— Provided information —

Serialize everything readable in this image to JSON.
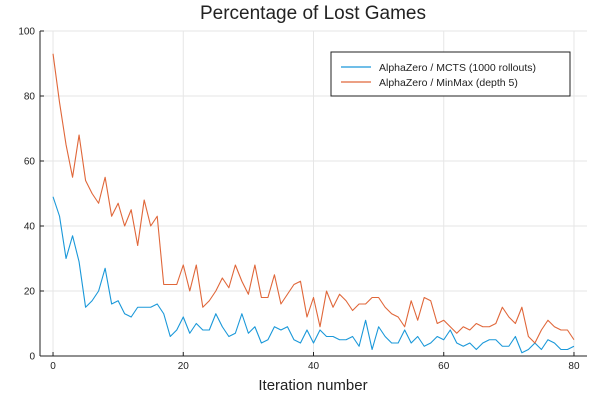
{
  "chart_data": {
    "type": "line",
    "title": "Percentage of Lost Games",
    "xlabel": "Iteration number",
    "ylabel": "",
    "xlim": [
      -2,
      82
    ],
    "ylim": [
      0,
      100
    ],
    "xticks": [
      0,
      20,
      40,
      60,
      80
    ],
    "yticks": [
      0,
      20,
      40,
      60,
      80,
      100
    ],
    "grid": true,
    "legend_position": "top-right",
    "x": [
      0,
      1,
      2,
      3,
      4,
      5,
      6,
      7,
      8,
      9,
      10,
      11,
      12,
      13,
      14,
      15,
      16,
      17,
      18,
      19,
      20,
      21,
      22,
      23,
      24,
      25,
      26,
      27,
      28,
      29,
      30,
      31,
      32,
      33,
      34,
      35,
      36,
      37,
      38,
      39,
      40,
      41,
      42,
      43,
      44,
      45,
      46,
      47,
      48,
      49,
      50,
      51,
      52,
      53,
      54,
      55,
      56,
      57,
      58,
      59,
      60,
      61,
      62,
      63,
      64,
      65,
      66,
      67,
      68,
      69,
      70,
      71,
      72,
      73,
      74,
      75,
      76,
      77,
      78,
      79,
      80
    ],
    "series": [
      {
        "name": "AlphaZero  / MCTS (1000 rollouts)",
        "color": "#1a98d9",
        "values": [
          49,
          43,
          30,
          37,
          29,
          15,
          17,
          20,
          27,
          16,
          17,
          13,
          12,
          15,
          15,
          15,
          16,
          13,
          6,
          8,
          12,
          7,
          10,
          8,
          8,
          13,
          9,
          6,
          7,
          13,
          7,
          9,
          4,
          5,
          9,
          8,
          9,
          5,
          4,
          8,
          4,
          8,
          6,
          6,
          5,
          5,
          6,
          3,
          11,
          2,
          9,
          6,
          4,
          4,
          8,
          4,
          6,
          3,
          4,
          6,
          5,
          8,
          4,
          3,
          4,
          2,
          4,
          5,
          5,
          3,
          3,
          6,
          1,
          2,
          4,
          2,
          5,
          4,
          2,
          2,
          3
        ]
      },
      {
        "name": "AlphaZero  / MinMax (depth 5)",
        "color": "#e0673a",
        "values": [
          93,
          78,
          65,
          55,
          68,
          54,
          50,
          47,
          55,
          43,
          47,
          40,
          45,
          34,
          48,
          40,
          43,
          22,
          22,
          22,
          28,
          20,
          28,
          15,
          17,
          20,
          24,
          21,
          28,
          23,
          19,
          28,
          18,
          18,
          25,
          16,
          19,
          22,
          23,
          12,
          18,
          9,
          20,
          15,
          19,
          17,
          14,
          16,
          16,
          18,
          18,
          15,
          13,
          12,
          9,
          17,
          11,
          18,
          17,
          10,
          11,
          9,
          7,
          9,
          8,
          10,
          9,
          9,
          10,
          15,
          12,
          10,
          15,
          6,
          4,
          8,
          11,
          9,
          8,
          8,
          5
        ]
      }
    ]
  }
}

— Task goal —
Report how many lines of the entries hold the word "name". Nothing else is needed.

— Full solution —
2